DATASET RECORDS Start Marker

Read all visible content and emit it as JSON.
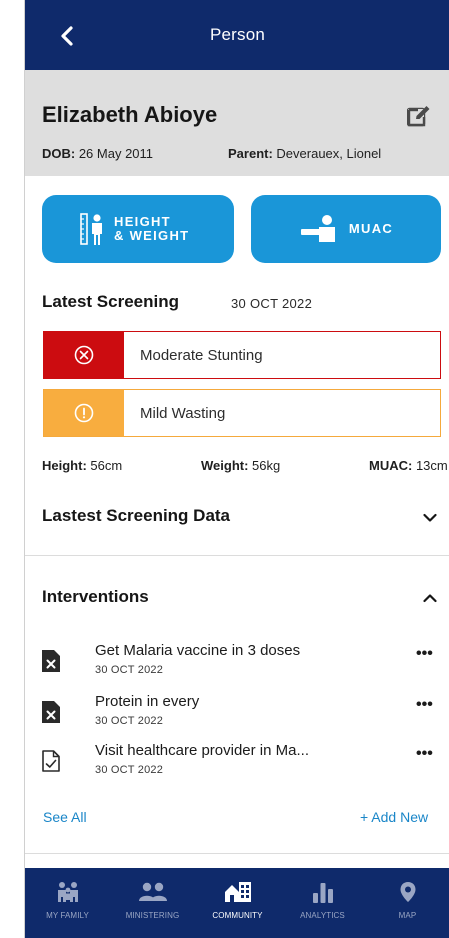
{
  "header": {
    "title": "Person",
    "back_icon": "chevron-left-icon"
  },
  "person": {
    "name": "Elizabeth Abioye",
    "dob_label": "DOB:",
    "dob_value": " 26 May 2011",
    "parent_label": "Parent:",
    "parent_value": " Deverauex, Lionel",
    "edit_icon": "edit-icon"
  },
  "actions": {
    "height_weight_line1": "HEIGHT",
    "height_weight_line2": "& WEIGHT",
    "muac_label": "MUAC"
  },
  "latest_screening": {
    "title": "Latest Screening",
    "date": "30 OCT 2022",
    "statuses": [
      {
        "label": "Moderate Stunting",
        "color": "#cc0c10",
        "icon": "x-circle-icon"
      },
      {
        "label": "Mild Wasting",
        "color": "#f8ad3f",
        "icon": "alert-circle-icon"
      }
    ],
    "height_label": "Height:",
    "height_value": " 56cm",
    "weight_label": "Weight:",
    "weight_value": " 56kg",
    "muac_label": "MUAC:",
    "muac_value": " 13cm"
  },
  "screening_data": {
    "title": "Lastest Screening Data"
  },
  "interventions": {
    "title": "Interventions",
    "items": [
      {
        "title": "Get Malaria vaccine in 3 doses",
        "date": "30 OCT 2022",
        "icon": "file-x-icon"
      },
      {
        "title": "Protein in every",
        "date": "30 OCT 2022",
        "icon": "file-x-icon"
      },
      {
        "title": "Visit healthcare provider in Ma...",
        "date": "30 OCT 2022",
        "icon": "file-check-icon"
      }
    ],
    "more_label": "•••",
    "see_all": "See All",
    "add_new": "+ Add New"
  },
  "nav": {
    "items": [
      {
        "label": "MY FAMILY",
        "icon": "family-icon"
      },
      {
        "label": "MINISTERING",
        "icon": "people-icon"
      },
      {
        "label": "COMMUNITY",
        "icon": "community-icon",
        "active": true
      },
      {
        "label": "ANALYTICS",
        "icon": "bar-chart-icon"
      },
      {
        "label": "MAP",
        "icon": "map-pin-icon"
      }
    ]
  },
  "colors": {
    "primary": "#0f2a6b",
    "accent": "#1a96d8",
    "danger": "#cc0c10",
    "warning": "#f8ad3f",
    "link": "#1a86c8"
  }
}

DATASET RECORDS End Marker

> AIM OF THE EXERCISE
Which lines above hold the word "circle"? Copy each of them.

> WRITTEN RESPONSE
        "icon": "x-circle-icon"
        "icon": "alert-circle-icon"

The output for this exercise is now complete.